Stated goal. Where does the string "portant" appear in the records? Copy every line that contains it.

============

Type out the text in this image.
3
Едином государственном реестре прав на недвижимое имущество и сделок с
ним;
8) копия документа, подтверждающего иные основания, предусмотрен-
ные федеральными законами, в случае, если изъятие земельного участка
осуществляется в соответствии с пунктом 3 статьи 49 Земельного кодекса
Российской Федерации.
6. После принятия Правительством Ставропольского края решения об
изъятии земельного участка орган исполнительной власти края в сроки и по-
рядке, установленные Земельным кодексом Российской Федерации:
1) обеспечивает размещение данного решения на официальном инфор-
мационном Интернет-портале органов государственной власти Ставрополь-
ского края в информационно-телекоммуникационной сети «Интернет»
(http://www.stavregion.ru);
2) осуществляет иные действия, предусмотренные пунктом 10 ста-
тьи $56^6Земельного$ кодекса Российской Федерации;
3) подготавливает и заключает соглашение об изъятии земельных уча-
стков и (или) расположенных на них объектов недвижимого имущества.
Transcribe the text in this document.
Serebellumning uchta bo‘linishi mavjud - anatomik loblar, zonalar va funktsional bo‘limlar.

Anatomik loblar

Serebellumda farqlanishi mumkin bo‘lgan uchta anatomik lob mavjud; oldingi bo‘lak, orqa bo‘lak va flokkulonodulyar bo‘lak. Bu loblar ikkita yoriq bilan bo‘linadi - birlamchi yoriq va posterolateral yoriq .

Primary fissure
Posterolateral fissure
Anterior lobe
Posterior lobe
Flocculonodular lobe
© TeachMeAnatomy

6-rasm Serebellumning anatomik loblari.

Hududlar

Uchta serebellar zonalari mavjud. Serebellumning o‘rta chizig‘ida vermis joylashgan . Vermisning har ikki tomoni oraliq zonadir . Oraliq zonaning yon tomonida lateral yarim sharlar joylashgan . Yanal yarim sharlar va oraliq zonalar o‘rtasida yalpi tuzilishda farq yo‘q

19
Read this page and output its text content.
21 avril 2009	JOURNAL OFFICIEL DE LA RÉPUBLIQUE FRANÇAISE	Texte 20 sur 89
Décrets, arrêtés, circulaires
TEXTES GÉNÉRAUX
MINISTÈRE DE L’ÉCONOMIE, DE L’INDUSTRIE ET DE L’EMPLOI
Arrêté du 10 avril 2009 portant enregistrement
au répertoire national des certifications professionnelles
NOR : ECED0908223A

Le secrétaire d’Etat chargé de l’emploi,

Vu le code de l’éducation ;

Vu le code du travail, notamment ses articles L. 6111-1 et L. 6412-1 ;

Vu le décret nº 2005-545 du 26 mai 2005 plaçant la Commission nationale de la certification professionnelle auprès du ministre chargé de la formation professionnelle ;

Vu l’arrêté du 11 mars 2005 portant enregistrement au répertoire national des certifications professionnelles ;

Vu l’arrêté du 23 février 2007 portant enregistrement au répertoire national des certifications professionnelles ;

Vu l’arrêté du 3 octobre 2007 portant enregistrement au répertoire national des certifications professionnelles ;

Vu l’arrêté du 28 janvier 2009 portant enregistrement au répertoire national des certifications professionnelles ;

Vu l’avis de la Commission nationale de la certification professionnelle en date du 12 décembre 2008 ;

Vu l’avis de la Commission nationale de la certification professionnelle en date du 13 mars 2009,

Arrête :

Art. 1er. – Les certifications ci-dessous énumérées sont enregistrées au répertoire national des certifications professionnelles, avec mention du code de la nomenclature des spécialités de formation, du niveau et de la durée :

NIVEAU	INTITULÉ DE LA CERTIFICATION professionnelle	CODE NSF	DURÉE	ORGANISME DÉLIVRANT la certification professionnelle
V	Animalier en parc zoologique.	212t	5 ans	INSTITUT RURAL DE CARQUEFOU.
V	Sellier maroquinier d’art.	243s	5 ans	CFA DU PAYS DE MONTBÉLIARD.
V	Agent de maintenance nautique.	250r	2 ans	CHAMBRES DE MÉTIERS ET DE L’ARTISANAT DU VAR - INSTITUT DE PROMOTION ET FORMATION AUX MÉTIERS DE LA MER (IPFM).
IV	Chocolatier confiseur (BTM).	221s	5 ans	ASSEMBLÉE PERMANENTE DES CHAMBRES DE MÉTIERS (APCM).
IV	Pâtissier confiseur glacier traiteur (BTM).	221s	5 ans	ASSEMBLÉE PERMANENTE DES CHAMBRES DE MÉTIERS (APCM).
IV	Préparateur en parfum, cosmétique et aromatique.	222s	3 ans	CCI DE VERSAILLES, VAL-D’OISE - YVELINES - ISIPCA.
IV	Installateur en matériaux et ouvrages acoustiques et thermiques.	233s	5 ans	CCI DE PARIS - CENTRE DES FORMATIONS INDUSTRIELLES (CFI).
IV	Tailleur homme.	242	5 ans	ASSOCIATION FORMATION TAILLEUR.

============

Exercise result.
Arrêté du 10 avril 2009 portant enregistrement
Vu l’arrêté du 11 mars 2005 portant enregistrement au répertoire national des certifications professionnelles ;
Vu l’arrêté du 23 février 2007 portant enregistrement au répertoire national des certifications professionnelles ;
Vu l’arrêté du 3 octobre 2007 portant enregistrement au répertoire national des certifications professionnelles ;
Vu l’arrêté du 28 janvier 2009 portant enregistrement au répertoire national des certifications professionnelles ;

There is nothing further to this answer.